▶ _DOCUMENT SEGMENT_:
★ ★ ★

Rice University graduate student Daniel Hashim holds samples of a carbon nanotube-based sponge that holds great potential for cleaning up oil spills. Credit: Jeff Fitlow/Rice University |
Researchers
at Rice University and Penn State University have discovered that
adding a dash of boron to carbon while creating nanotubes turns them
into solid, spongy, reusable blocks that have an astounding ability to
absorb oil spilled in water.
That’s
one of a range of potential innovations for the material created in a
single step. The team found for the first time that boron puts kinks and
elbows into the nanotubes as they grow and promotes the formation of
covalent bonds, which give the sponges their robust qualities.
The
researchers, who collaborated with peers in labs around the nation and
in Spain, Belgium and Japan, revealed their discovery in Nature’s online
open-access journal Scientific Reports.
Lead
author Daniel Hashim, a graduate student in the Rice lab of materials
scientist Pulickel Ajayan, said the blocks are both superhydrophobic
(they hate water, so they float really well) and oleophilic (they love
oil). The nanosponges, which are more than 99% air, also conduct
electricity and can easily be manipulated with magnets.
To
demonstrate, Hashim dropped the sponge into a dish of water with used
motor oil floating on top. The sponge soaked it up. He then put a match
to the material, burned off the oil and returned the sponge to the water
to absorb more. The robust sponge can be used repeatedly and stands up
to abuse; he said a sample remained elastic after about 10,000
compressions in the lab. The sponge can also store the oil for later
retrieval, he said.
“These
samples can be made pretty large and can be easily scaled up,” said
Hashim, holding a half-inch square block of billions of nanotubes.
“They’re super-low density, so the available volume is large. That’s why
the uptake of oil can be so high.” He said the sponges described in the
paper can absorb more than a hundred times their weight in oil.
Ajayan,
Rice’s Benjamin M. and Mary Greenwood Anderson Professor in Mechanical
Engineering and Materials Science and of chemistry, said multiwalled
carbon nanotubes grown on a substrate via chemical vapor deposition
usually stand up straight without any real connections to their
neighbors. But the boron-introduced defects induced the nanotubes to
bond at the atomic level, which tangled them into a complex network.
Nanotube sponges with oil-absorbing potential have been made before,
but this is the first time the covalent junctions between nanotubes in
such solids have been convincingly demonstrated, he said.
“The
interactions happen as they grow, and the material comes out of the
furnace as a solid,” Ajayan said. “People have made nanotube solids via
post-growth processing but without proper covalent connections. The
advantage here is that the material is directly created during growth
and comes out as a cross-linked porous network.
“It’s
easy for us to make nano building blocks, but getting to the macroscale
has been tough,” he said. “The nanotubes have to connect either through
some clever way of creating topological defects, or they have to be
welded together.”
This carbon nanotube sponge created at Rice University can hold more than 100 times its weight in oil. Oil can be squeezed out or burned off, and the sponge reused. Credit: Jeff Fitlow/Rice University |
When
he was an undergraduate student of Ajayan’s at Rensselaer Polytechnic
Institute, Hashim and his classmates discovered hints of a topological
solution to the problem while participating in a National Science
Foundation exchange program at the Institute of Scientific Research and
Technology (IPICYT) in San Luis Potosí, Mexico. The paper’s co-author,
Mauricio Terrones, a professor of physics, materials science and
engineering at Penn State University with an appointment at Shinshu
University, Japan, led a nanotechnology lab there.

★ ★ ★

[Dataset rows]

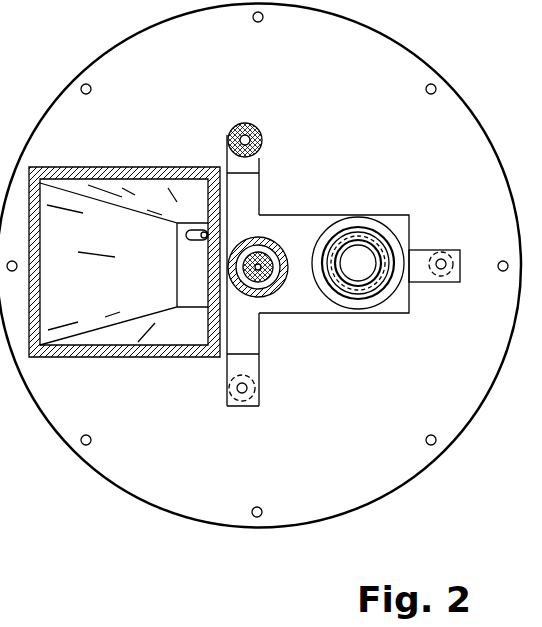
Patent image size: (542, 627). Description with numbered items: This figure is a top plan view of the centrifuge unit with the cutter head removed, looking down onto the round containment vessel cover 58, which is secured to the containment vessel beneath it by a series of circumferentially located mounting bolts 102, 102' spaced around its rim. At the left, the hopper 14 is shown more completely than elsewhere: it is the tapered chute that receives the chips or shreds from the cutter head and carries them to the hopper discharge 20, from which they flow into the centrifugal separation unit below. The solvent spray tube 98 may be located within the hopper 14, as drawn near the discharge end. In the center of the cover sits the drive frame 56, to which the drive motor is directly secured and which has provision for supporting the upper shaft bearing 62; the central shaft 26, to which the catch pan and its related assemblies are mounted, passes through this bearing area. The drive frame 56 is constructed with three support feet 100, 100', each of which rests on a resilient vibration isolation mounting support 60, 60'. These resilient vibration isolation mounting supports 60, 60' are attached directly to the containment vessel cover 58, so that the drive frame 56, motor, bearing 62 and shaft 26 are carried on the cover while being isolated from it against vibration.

The hopper 14 is at (166, 167).
The hopper discharge 20 is at (188, 285).
The central shaft 26 is at (276, 275).
The drive frame 56 is at (380, 316).
The containment vessel cover 58 is at (352, 411).
The resilient vibration isolation mounting support 60 is at (257, 132).
The resilient vibration isolation mounting support 60' is at (335, 322).
The upper shaft bearing 62 is at (280, 258).
The solvent spray tube 98 is at (190, 240).
The support foot 100 is at (268, 270).
The support foot 100' is at (383, 311).
The mounting bolt 102 is at (77, 264).
The mounting bolt 102' is at (380, 264).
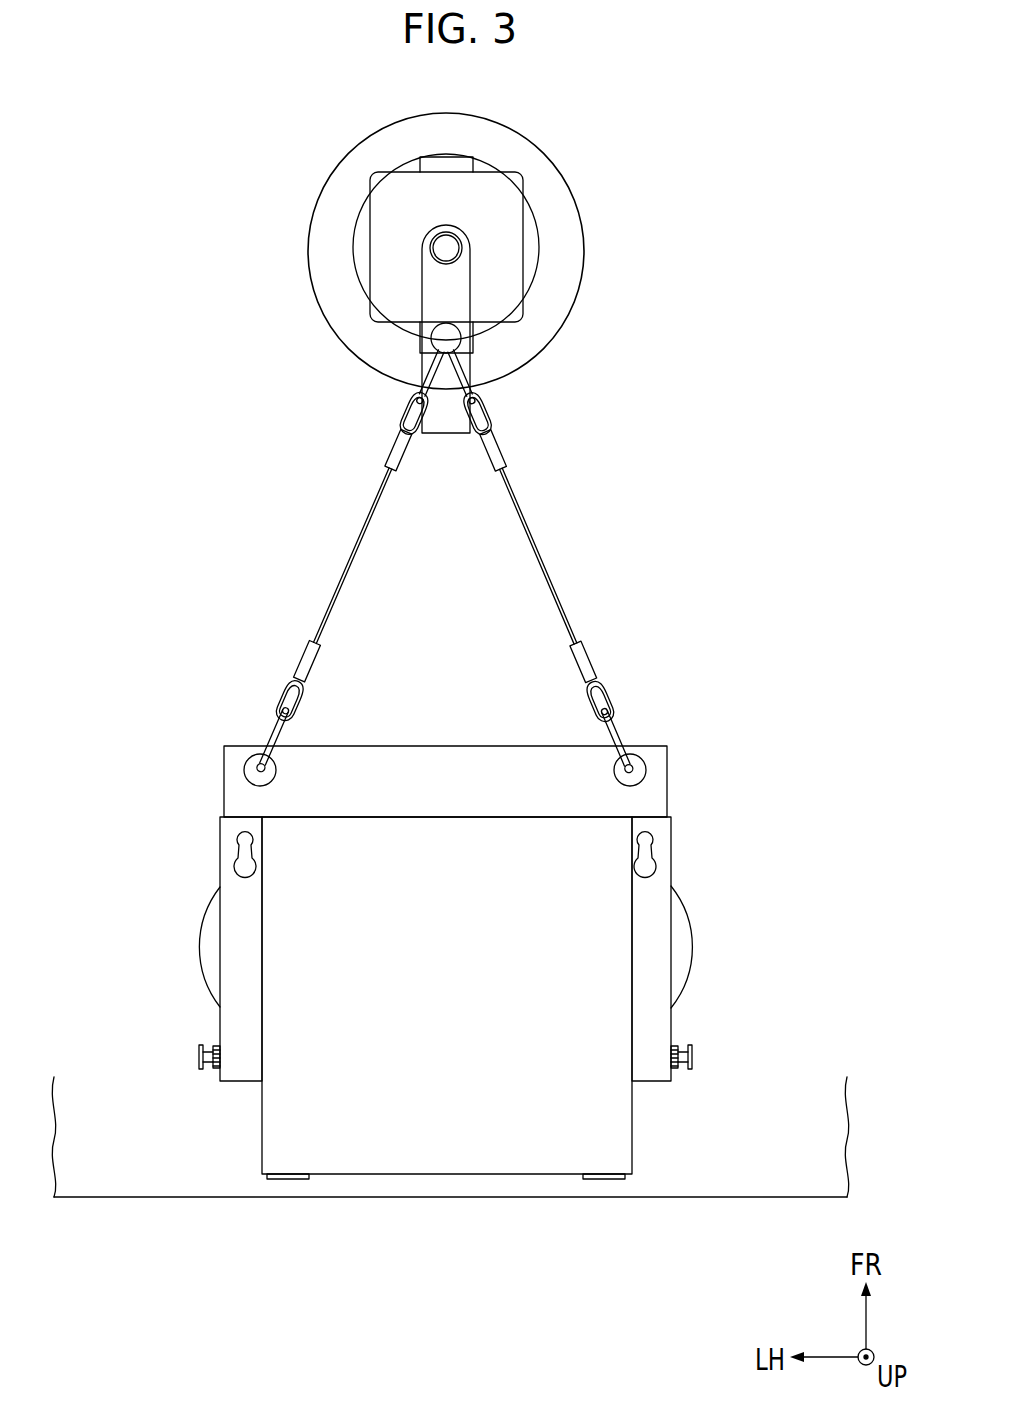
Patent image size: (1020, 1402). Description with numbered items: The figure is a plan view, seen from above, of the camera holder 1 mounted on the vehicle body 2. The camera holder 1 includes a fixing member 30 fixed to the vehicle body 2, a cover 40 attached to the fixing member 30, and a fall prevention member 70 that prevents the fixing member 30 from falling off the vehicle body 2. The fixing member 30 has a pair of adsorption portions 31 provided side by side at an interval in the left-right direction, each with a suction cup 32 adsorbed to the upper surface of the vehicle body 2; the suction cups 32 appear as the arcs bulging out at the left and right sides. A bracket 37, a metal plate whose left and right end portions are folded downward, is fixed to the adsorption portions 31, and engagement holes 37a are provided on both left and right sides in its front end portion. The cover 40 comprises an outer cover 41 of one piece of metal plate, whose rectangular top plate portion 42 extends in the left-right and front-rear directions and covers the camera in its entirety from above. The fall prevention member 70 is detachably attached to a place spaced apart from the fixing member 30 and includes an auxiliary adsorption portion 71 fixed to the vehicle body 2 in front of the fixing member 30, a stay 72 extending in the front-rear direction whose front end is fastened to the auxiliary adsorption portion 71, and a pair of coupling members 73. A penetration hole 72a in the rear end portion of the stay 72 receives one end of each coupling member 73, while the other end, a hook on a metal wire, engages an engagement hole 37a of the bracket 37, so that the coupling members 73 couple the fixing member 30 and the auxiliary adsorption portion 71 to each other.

The camera holder 1 is at (632, 168).
The vehicle body 2 is at (90, 1202).
The fixing member 30 is at (682, 778).
The adsorption portion 31 is at (432, 934).
The suction cup 32 is at (200, 923).
The bracket 37 is at (658, 801).
The engagement hole 37a is at (250, 774).
The cover 40 is at (369, 949).
The outer cover 41 is at (216, 856).
The top plate portion 42 is at (298, 975).
The fall prevention member 70 is at (548, 425).
The auxiliary adsorption portion 71 is at (332, 292).
The stay 72 is at (427, 298).
The penetration hole 72a is at (443, 345).
The coupling member 73 is at (363, 543).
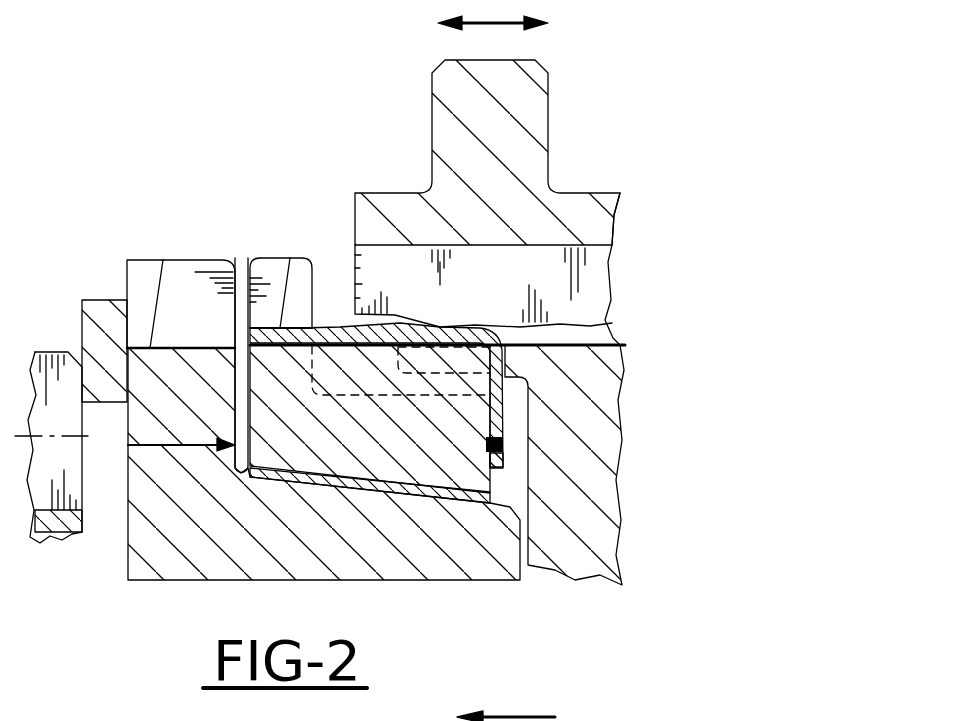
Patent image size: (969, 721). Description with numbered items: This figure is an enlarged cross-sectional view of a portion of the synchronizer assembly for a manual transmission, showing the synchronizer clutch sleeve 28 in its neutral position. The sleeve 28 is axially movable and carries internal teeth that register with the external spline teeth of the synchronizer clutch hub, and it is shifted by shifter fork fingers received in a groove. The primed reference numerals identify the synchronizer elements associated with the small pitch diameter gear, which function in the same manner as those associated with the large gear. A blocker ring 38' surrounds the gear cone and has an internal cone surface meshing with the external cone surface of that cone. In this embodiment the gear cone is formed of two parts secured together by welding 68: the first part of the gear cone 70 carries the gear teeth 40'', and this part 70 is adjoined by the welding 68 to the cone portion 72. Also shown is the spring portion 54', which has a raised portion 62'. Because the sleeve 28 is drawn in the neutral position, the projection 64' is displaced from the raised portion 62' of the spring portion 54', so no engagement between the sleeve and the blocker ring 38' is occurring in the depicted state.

The synchronizer clutch sleeve 28 is at (523, 163).
The gear teeth 40'' is at (175, 268).
The raised portion 62' is at (376, 331).
The projection 64' is at (483, 286).
The spring portion 54' is at (300, 347).
The first part of the gear cone 70 is at (175, 421).
The welding 68 is at (230, 455).
The cone portion 72 is at (345, 555).
The blocker ring 38' is at (437, 491).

★ ★ ★

▶ _PROBLEM 1_:
According to the nanotube sponge article, how much of the nanosponges is air?
▶ _PROBLEM 2_:
From the dataset rows, return everything from the line that contains "Patent image size: (1020, 1402)." down to the line that contains "The cover 40 is at (369, 949).", reproducing each line verbatim.
The nanotube sponge article and the dataset rows have no connection to each other.

▶ _EXERCISE ANSWER 1_:
More than 99%.

▶ _EXERCISE ANSWER 2_:
Patent image size: (1020, 1402). Description with numbered items: The figure is a plan view, seen from above, of the camera holder 1 mounted on the vehicle body 2. The camera holder 1 includes a fixing member 30 fixed to the vehicle body 2, a cover 40 attached to the fixing member 30, and a fall prevention member 70 that prevents the fixing member 30 from falling off the vehicle body 2. The fixing member 30 has a pair of adsorption portions 31 provided side by side at an interval in the left-right direction, each with a suction cup 32 adsorbed to the upper surface of the vehicle body 2; the suction cups 32 appear as the arcs bulging out at the left and right sides. A bracket 37, a metal plate whose left and right end portions are folded downward, is fixed to the adsorption portions 31, and engagement holes 37a are provided on both left and right sides in its front end portion. The cover 40 comprises an outer cover 41 of one piece of metal plate, whose rectangular top plate portion 42 extends in the left-right and front-rear directions and covers the camera in its entirety from above. The fall prevention member 70 is detachably attached to a place spaced apart from the fixing member 30 and includes an auxiliary adsorption portion 71 fixed to the vehicle body 2 in front of the fixing member 30, a stay 72 extending in the front-rear direction whose front end is fastened to the auxiliary adsorption portion 71, and a pair of coupling members 73. A penetration hole 72a in the rear end portion of the stay 72 receives one end of each coupling member 73, while the other end, a hook on a metal wire, engages an engagement hole 37a of the bracket 37, so that the coupling members 73 couple the fixing member 30 and the auxiliary adsorption portion 71 to each other.

The camera holder 1 is at (632, 168).
The vehicle body 2 is at (90, 1202).
The fixing member 30 is at (682, 778).
The adsorption portion 31 is at (432, 934).
The suction cup 32 is at (200, 923).
The bracket 37 is at (658, 801).
The engagement hole 37a is at (250, 774).
The cover 40 is at (369, 949).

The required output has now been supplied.